## Stated task
Translate this sentence from the abstract on hematite films into German: "The electrochemical origin of this transition suggests that it is related with a surface state."

Zeitschrift JOURNAL OF PHYSICAL CHEMISTRY C
Volume (Issue) 115(13)
Seite(n) 5619 - 5625
Status Publiziert
DOI 10.1021/jp108230r

Open Access

URL http://arxiv.org/abs/1106.1089
OA-Form Repositorium

Abstract

Electrochemical oxidation of hematite (α-Fe2O3) nano-particulate films at 600 mV vs. Ag+/AgCl reference in KOH electrolyte forms a species at the hematite surface which causes a new transition in the upper Hubbard band between the Fe(3d)-O(2p) state region and the Fe(4sp)-O(2p) region, as evidenced by oxygen near edge x-ray absorption fine structure (NEXAFS) spectra. The electrochemical origin of this transition suggests that it is related with a surface state. This transition, not known for pristine α-Fe2O3 is at about the same x-ray energy, where pristine 1% Si doped Si:Fe2O3 has such transition. Occurrence of this state coincides with the onset of an oxidative dark current wave at around 535 mV – a potential range, where the tunneling exchange current has been previously reported to increase by three orders of magnitude with the valence band and the transfer coefficient by a factor of 10. Oxidation to only 200 mV does not form such extra NEXAFS feature, supporting that a critical electrochemical potential between 200 and 600 mV is necessary to change the electronic structure of the iron oxide at the surface. Decrease of the surface roughness, as suggested by visual inspection, profilometry and x-ray reflectivity, points to faceting as potential structural origin of the surface state.

## Element location listings
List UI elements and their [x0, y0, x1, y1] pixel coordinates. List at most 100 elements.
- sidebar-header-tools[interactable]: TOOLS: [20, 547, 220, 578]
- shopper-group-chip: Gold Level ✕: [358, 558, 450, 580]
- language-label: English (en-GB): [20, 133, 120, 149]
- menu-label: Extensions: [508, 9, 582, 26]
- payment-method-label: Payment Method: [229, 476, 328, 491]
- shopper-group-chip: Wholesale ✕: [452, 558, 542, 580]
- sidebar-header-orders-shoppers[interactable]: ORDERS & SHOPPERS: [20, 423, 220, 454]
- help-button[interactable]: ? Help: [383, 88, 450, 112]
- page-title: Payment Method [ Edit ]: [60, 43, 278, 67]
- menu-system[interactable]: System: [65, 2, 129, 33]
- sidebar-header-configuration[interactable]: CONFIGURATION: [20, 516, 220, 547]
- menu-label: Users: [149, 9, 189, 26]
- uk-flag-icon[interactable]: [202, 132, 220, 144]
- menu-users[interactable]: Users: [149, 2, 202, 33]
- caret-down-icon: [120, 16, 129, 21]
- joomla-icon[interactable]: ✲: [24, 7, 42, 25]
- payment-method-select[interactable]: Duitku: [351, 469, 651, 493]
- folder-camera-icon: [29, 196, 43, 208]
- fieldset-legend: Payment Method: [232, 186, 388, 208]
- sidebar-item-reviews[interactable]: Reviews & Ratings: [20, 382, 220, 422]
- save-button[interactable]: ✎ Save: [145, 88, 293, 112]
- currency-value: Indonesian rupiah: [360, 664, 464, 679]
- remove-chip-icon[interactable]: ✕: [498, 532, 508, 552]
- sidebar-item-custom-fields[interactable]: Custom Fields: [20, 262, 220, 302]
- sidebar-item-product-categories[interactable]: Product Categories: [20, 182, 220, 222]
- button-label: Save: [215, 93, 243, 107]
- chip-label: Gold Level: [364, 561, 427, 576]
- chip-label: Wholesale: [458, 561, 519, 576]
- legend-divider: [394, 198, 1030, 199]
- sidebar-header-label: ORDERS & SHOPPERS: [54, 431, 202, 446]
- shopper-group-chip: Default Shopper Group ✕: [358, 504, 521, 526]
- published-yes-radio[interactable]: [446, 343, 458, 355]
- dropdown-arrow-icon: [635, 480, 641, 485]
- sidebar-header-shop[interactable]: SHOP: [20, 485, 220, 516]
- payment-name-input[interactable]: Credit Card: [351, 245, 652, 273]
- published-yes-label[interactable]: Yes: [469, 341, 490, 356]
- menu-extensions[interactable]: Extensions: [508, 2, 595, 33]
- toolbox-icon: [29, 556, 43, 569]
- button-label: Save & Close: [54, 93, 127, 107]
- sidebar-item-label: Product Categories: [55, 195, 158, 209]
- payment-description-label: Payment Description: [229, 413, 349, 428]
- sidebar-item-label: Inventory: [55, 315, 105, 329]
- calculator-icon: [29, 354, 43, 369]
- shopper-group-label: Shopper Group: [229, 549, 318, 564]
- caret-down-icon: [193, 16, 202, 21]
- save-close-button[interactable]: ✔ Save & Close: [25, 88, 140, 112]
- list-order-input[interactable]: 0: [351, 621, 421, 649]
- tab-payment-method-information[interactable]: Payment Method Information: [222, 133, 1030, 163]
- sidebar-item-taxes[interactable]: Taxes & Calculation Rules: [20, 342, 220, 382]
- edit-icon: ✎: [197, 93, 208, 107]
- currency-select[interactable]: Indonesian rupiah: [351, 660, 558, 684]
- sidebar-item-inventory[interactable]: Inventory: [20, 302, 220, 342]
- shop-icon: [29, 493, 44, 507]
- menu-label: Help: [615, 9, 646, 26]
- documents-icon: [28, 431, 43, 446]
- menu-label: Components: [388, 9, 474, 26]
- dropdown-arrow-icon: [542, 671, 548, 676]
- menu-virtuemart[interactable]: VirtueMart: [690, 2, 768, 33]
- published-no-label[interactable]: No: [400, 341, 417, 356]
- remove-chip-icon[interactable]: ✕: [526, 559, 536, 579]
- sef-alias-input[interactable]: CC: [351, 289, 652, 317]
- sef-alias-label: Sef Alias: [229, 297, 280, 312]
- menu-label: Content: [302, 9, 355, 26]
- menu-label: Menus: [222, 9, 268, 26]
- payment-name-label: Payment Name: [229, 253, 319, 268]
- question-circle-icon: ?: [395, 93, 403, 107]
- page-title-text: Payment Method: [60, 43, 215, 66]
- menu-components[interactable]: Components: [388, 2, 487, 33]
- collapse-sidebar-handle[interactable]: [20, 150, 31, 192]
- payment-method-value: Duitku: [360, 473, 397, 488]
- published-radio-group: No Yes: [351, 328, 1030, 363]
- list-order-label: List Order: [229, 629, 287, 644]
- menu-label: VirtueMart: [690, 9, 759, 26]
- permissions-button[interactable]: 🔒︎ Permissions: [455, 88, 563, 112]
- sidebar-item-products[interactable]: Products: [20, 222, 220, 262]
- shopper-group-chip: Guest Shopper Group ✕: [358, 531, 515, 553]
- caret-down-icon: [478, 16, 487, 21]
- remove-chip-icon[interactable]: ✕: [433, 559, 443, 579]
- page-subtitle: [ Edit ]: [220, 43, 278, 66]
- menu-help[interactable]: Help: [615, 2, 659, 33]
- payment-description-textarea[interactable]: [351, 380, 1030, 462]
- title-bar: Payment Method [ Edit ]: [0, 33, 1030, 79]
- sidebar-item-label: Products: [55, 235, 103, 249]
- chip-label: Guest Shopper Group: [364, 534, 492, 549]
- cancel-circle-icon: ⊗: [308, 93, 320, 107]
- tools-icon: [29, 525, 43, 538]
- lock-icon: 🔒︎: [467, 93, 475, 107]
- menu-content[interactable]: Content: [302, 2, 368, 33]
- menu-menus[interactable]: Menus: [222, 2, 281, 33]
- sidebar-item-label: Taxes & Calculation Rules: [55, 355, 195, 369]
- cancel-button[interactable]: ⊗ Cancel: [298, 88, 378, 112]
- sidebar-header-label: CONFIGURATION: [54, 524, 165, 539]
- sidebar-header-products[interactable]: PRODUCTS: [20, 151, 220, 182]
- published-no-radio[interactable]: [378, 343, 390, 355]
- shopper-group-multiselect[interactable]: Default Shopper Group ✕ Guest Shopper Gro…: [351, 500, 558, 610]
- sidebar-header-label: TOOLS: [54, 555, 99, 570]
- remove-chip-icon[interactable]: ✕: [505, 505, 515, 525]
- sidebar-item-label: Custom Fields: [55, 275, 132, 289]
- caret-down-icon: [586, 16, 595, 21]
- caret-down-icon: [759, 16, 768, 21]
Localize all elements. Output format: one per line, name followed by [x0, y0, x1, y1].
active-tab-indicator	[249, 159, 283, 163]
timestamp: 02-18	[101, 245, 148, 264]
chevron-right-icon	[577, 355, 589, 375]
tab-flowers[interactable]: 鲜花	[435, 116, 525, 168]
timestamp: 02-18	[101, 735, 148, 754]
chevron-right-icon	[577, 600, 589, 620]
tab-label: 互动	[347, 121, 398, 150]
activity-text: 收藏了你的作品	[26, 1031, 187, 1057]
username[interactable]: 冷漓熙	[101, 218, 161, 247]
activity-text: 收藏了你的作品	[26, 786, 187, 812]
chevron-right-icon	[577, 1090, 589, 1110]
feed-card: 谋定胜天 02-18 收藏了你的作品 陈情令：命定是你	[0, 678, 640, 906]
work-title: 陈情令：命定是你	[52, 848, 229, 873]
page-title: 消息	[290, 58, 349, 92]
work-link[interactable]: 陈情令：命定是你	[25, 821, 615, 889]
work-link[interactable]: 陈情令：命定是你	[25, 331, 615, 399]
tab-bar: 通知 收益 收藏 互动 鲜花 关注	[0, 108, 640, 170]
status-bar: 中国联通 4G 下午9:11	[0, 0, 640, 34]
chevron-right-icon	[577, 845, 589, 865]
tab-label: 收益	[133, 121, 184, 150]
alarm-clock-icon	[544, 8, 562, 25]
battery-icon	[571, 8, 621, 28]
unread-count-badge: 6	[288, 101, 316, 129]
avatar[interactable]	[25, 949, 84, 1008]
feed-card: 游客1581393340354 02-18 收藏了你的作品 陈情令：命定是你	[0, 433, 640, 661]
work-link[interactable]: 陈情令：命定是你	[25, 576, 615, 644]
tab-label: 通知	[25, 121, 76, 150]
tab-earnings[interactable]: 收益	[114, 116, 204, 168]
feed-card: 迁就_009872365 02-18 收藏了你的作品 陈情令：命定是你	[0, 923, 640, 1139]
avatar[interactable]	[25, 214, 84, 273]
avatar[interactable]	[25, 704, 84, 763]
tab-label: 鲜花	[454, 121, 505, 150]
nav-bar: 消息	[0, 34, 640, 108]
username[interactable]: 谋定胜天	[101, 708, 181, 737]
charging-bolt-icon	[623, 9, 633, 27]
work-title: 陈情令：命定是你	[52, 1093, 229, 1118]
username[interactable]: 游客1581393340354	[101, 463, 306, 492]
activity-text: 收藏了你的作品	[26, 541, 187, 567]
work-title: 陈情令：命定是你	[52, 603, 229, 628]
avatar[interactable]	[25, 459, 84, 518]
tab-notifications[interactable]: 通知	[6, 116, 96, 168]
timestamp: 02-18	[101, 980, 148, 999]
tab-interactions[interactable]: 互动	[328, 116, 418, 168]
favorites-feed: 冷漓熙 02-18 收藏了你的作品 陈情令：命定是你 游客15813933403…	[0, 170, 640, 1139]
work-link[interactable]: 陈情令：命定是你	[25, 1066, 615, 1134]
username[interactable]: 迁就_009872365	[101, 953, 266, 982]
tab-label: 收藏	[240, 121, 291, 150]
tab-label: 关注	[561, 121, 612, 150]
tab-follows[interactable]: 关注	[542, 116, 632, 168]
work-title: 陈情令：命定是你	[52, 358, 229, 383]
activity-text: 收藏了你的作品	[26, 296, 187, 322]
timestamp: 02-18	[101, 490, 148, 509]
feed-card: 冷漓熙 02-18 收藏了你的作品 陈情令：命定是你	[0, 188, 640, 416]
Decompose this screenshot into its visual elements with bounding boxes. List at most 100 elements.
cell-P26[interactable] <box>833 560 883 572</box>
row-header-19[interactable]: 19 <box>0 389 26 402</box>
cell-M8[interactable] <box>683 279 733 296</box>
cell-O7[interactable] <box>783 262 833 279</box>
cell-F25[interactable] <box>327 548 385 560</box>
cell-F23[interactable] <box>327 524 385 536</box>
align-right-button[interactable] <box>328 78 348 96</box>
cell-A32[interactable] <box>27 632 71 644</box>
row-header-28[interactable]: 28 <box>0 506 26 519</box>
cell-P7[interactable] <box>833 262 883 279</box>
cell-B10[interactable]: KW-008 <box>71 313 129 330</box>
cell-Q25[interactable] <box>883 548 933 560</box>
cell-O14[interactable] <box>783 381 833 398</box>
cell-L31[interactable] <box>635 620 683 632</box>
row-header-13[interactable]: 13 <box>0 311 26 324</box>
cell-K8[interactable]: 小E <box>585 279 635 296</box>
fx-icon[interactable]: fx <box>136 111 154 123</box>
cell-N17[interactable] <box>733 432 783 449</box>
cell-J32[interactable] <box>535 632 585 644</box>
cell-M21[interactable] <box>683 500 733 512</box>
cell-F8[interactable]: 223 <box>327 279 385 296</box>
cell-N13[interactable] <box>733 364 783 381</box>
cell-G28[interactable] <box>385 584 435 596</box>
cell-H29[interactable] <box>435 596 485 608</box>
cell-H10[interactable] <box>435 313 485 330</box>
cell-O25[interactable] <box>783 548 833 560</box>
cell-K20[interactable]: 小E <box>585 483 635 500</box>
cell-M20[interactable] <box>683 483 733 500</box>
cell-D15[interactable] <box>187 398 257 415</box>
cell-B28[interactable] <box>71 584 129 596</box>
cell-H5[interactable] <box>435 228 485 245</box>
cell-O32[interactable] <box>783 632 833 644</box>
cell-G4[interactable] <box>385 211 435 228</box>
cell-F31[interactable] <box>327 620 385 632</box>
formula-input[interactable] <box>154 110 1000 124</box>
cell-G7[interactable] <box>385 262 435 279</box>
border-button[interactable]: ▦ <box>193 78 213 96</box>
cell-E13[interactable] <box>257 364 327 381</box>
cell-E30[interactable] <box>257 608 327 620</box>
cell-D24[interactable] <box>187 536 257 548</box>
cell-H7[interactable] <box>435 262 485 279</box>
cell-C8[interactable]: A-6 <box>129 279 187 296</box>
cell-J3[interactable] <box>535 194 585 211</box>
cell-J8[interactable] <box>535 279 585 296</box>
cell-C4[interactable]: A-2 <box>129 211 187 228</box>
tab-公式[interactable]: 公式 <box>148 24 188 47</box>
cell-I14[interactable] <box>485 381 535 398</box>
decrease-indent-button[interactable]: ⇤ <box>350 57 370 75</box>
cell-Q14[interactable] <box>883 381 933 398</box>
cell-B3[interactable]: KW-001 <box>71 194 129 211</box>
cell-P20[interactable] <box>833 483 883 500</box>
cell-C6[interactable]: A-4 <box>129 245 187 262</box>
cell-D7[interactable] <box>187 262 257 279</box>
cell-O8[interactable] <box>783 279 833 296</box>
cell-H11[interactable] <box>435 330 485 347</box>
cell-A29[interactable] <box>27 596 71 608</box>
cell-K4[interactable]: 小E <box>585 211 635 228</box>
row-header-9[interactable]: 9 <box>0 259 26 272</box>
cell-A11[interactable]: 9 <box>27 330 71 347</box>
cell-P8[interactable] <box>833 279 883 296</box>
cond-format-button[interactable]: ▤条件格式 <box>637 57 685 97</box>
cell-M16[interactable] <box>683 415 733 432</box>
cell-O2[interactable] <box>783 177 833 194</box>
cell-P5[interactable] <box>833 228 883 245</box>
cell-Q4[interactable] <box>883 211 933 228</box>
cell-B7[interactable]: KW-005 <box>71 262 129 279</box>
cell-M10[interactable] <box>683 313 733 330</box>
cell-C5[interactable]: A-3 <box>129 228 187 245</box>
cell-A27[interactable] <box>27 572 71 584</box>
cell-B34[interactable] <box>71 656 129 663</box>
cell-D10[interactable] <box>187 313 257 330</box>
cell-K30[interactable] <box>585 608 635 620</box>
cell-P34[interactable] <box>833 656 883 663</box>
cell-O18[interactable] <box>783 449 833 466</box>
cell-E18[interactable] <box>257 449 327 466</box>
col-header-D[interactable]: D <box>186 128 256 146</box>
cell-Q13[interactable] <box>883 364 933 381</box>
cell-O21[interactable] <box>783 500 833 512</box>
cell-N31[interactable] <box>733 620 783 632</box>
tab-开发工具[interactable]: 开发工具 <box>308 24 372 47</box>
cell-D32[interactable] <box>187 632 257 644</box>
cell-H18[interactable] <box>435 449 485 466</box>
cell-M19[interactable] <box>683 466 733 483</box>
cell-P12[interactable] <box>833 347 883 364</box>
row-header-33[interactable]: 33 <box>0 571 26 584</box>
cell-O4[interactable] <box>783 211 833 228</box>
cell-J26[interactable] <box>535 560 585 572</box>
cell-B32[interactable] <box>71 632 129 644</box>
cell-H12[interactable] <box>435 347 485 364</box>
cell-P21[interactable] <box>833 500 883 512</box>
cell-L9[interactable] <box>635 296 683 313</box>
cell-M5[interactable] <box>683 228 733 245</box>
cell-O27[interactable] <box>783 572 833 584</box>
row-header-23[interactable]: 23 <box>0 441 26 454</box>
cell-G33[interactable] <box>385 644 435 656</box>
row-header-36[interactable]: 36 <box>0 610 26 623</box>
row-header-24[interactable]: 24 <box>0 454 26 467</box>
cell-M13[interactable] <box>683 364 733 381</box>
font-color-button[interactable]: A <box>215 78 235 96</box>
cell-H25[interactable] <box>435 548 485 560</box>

## Answer in full
Der elektrochemische Ursprung dieses Übergangs deutet darauf hin, dass er mit einem Oberflächenzustand zusammenhängt.